>> Begin RECORDS PROVIDED

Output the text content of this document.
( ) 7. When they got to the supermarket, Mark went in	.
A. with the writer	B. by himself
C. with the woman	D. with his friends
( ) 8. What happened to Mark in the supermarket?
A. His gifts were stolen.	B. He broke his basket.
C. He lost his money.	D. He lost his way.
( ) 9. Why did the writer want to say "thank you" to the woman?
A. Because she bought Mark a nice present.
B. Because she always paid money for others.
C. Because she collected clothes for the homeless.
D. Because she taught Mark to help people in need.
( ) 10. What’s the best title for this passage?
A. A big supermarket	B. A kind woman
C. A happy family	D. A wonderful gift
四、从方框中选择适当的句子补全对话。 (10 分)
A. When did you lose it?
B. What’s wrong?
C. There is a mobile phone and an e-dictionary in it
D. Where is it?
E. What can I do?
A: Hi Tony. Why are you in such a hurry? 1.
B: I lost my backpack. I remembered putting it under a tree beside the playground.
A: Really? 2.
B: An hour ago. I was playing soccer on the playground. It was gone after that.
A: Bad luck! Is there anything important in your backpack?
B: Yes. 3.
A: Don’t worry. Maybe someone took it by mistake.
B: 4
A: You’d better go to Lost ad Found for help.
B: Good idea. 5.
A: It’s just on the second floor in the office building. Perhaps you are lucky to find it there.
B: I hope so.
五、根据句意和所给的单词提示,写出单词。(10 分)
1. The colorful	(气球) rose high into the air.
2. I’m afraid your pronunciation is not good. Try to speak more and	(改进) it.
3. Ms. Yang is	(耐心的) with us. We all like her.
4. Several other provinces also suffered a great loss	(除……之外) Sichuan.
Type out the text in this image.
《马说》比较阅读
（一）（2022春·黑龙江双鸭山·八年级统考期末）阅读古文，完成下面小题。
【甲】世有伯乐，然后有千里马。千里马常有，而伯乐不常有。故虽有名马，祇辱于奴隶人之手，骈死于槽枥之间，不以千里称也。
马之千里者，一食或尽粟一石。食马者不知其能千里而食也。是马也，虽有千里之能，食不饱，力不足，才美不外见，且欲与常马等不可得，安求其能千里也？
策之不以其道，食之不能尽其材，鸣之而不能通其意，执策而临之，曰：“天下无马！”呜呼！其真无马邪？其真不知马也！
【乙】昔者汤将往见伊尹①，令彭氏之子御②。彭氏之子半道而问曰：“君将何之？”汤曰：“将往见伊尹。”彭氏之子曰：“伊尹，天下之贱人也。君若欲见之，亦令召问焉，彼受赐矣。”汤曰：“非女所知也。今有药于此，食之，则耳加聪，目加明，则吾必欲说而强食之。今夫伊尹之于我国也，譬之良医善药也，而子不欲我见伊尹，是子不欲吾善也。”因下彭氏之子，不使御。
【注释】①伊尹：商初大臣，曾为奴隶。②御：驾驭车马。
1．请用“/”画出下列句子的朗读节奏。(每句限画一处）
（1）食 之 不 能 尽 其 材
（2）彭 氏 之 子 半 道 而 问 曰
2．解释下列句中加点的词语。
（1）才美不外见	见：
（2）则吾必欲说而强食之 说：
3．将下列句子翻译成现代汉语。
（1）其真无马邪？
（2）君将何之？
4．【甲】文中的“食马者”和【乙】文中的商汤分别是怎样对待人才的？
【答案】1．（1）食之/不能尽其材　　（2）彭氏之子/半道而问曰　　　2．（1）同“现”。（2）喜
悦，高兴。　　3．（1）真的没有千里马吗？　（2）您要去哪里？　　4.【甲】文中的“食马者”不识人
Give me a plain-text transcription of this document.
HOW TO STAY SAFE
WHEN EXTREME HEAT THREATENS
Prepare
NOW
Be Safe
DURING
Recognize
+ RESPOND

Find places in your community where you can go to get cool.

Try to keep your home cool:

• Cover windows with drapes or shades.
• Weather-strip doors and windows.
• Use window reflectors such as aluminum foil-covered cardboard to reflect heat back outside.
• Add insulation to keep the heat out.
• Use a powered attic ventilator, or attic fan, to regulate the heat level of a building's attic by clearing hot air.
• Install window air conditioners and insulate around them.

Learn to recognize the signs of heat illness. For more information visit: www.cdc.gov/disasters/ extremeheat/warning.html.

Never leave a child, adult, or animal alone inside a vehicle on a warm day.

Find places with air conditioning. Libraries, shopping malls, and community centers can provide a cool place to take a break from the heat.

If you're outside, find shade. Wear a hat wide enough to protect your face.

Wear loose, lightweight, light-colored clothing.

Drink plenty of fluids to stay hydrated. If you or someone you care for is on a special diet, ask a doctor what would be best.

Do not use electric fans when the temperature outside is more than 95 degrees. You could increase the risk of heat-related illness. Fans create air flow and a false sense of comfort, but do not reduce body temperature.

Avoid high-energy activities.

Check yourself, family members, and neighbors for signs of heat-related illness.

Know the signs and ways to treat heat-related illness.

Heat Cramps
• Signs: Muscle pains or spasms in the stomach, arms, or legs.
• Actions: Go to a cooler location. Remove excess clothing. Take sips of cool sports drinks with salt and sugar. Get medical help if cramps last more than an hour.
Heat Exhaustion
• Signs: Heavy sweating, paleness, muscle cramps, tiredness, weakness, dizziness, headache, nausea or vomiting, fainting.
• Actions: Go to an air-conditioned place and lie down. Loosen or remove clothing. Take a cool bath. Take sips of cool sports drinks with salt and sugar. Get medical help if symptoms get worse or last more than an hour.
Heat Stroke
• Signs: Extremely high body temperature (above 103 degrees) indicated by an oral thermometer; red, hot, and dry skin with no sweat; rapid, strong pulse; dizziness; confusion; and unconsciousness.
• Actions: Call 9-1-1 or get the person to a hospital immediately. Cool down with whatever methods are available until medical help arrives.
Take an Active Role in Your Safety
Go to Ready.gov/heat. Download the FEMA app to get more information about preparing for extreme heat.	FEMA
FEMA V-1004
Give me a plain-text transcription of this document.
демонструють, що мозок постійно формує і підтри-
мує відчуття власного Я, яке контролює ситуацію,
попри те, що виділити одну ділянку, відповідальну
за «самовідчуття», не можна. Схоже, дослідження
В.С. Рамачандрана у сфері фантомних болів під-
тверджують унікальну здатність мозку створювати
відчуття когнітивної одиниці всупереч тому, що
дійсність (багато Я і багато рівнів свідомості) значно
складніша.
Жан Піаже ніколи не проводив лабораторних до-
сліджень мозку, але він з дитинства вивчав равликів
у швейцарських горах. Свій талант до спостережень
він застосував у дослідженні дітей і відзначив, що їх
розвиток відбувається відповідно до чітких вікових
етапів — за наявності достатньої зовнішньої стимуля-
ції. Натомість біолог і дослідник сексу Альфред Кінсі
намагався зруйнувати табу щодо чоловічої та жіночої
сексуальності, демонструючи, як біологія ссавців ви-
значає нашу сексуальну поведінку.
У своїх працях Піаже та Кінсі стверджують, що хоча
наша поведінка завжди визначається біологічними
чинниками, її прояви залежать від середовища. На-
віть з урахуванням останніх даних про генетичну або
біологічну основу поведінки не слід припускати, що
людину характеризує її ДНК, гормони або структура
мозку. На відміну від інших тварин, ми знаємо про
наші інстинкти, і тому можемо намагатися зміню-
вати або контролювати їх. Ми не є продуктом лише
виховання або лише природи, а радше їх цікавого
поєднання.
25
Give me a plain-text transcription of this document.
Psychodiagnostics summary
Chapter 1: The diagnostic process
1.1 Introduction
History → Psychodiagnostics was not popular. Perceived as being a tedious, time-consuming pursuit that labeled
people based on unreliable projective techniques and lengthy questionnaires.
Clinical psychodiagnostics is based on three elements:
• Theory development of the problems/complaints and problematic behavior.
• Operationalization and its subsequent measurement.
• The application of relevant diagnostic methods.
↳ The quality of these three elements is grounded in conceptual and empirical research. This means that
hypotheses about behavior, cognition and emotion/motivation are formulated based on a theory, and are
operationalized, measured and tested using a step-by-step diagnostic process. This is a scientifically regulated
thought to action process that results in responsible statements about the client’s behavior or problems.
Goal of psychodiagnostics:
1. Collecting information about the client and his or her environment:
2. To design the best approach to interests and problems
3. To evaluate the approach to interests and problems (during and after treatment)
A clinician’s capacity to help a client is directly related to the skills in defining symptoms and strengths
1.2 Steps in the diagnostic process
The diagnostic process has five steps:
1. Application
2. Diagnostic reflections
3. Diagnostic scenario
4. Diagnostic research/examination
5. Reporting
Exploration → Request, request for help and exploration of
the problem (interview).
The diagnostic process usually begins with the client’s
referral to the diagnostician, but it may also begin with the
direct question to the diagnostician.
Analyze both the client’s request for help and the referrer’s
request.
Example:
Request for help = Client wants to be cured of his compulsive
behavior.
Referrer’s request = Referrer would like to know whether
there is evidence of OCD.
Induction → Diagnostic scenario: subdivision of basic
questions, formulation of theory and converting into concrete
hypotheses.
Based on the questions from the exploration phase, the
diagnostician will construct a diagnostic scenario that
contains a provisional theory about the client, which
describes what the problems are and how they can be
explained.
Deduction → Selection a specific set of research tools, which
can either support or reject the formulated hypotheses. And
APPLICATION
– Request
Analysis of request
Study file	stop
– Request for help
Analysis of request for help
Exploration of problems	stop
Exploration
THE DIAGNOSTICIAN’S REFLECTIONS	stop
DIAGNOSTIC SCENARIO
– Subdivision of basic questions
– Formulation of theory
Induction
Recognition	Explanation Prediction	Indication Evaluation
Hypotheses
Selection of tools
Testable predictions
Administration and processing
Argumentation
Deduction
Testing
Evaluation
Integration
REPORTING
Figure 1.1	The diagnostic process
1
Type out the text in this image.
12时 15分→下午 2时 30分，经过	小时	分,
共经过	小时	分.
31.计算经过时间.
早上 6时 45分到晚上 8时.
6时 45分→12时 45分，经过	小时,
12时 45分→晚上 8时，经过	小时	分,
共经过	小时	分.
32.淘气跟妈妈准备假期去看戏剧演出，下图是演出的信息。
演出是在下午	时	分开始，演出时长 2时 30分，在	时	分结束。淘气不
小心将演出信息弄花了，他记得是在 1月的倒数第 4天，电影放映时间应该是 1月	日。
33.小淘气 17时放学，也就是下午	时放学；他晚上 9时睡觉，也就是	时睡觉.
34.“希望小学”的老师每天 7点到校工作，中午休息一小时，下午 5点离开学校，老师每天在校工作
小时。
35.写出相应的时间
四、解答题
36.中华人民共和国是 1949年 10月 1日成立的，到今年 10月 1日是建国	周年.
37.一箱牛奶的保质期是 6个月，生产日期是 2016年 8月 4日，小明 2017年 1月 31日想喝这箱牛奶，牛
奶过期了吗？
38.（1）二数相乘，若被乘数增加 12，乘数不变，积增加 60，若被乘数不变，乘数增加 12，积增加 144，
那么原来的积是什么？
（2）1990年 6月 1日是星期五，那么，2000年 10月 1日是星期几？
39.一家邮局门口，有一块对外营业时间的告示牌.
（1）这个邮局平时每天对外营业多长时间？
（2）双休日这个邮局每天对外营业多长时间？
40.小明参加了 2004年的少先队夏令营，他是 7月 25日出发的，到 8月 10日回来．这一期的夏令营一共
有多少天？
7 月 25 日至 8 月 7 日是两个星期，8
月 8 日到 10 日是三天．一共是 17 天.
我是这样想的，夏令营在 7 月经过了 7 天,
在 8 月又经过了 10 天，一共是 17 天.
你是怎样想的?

>> End RECORDS PROVIDED

Scan the material above. Extract every line in which the word "after" occurs.

● EXERCISE ANSWER:
B: An hour ago. I was playing soccer on the playground. It was gone after that.
3. To evaluate the approach to interests and problems (during and after treatment)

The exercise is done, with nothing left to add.